Exercise material
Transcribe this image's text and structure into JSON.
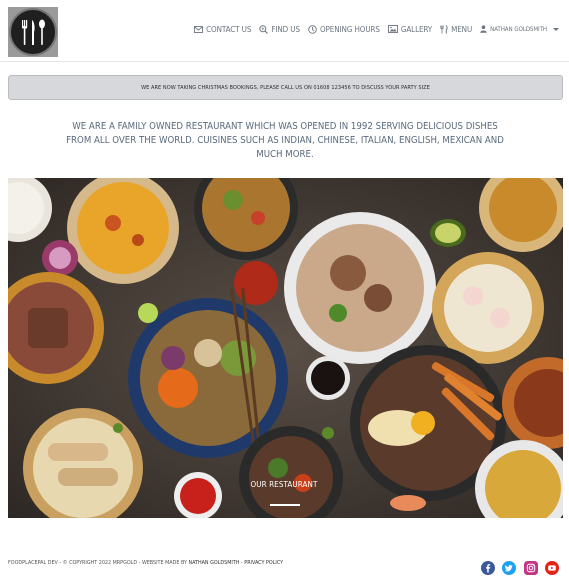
{
  "nav": {
    "items": [
      {
        "label": "Contact Us",
        "icon": "envelope-icon"
      },
      {
        "label": "Find Us",
        "icon": "search-icon"
      },
      {
        "label": "Opening Hours",
        "icon": "clock-icon"
      },
      {
        "label": "Gallery",
        "icon": "image-icon"
      },
      {
        "label": "Menu",
        "icon": "utensils-icon"
      }
    ],
    "user": {
      "label": "Nathan Goldsmith",
      "icon": "user-icon"
    }
  },
  "banner": {
    "text": "We are now taking Christmas bookings, please call us on 01608 123456 to discuss your party size"
  },
  "intro": {
    "text": "We are a family owned restaurant which was opened in 1992 serving delicious dishes from all over the world. Cuisines such as Indian, Chinese, Italian, English, Mexican and much more."
  },
  "hero": {
    "caption": "Our Restaurant"
  },
  "footer": {
    "brand": "FoodPlacePal Dev",
    "copyright": " - © Copyright 2022 MrPGold - Website made by ",
    "author": "Nathan Goldsmith",
    "sep": " - ",
    "privacy": "Privacy Policy"
  },
  "social": [
    {
      "name": "facebook",
      "color": "#3b5998"
    },
    {
      "name": "twitter",
      "color": "#1da1f2"
    },
    {
      "name": "instagram",
      "color": "#c13584"
    },
    {
      "name": "youtube",
      "color": "#e62117"
    }
  ]
}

Task to carry out
Reproduce the material above in full and without alteration, but skip all pictures.

Correct output
Transcribe this image's text and structure into JSON.
{
  "nav": {
    "items": [
      {
        "label": "Contact Us",
        "icon": "envelope-icon"
      },
      {
        "label": "Find Us",
        "icon": "search-icon"
      },
      {
        "label": "Opening Hours",
        "icon": "clock-icon"
      },
      {
        "label": "Gallery",
        "icon": "image-icon"
      },
      {
        "label": "Menu",
        "icon": "utensils-icon"
      }
    ],
    "user": {
      "label": "Nathan Goldsmith",
      "icon": "user-icon"
    }
  },
  "banner": {
    "text": "We are now taking Christmas bookings, please call us on 01608 123456 to discuss your party size"
  },
  "intro": {
    "text": "We are a family owned restaurant which was opened in 1992 serving delicious dishes from all over the world. Cuisines such as Indian, Chinese, Italian, English, Mexican and much more."
  },
  "hero": {
    "caption": "Our Restaurant"
  },
  "footer": {
    "brand": "FoodPlacePal Dev",
    "copyright": " - © Copyright 2022 MrPGold - Website made by ",
    "author": "Nathan Goldsmith",
    "sep": " - ",
    "privacy": "Privacy Policy"
  },
  "social": [
    {
      "name": "facebook",
      "color": "#3b5998"
    },
    {
      "name": "twitter",
      "color": "#1da1f2"
    },
    {
      "name": "instagram",
      "color": "#c13584"
    },
    {
      "name": "youtube",
      "color": "#e62117"
    }
  ]
}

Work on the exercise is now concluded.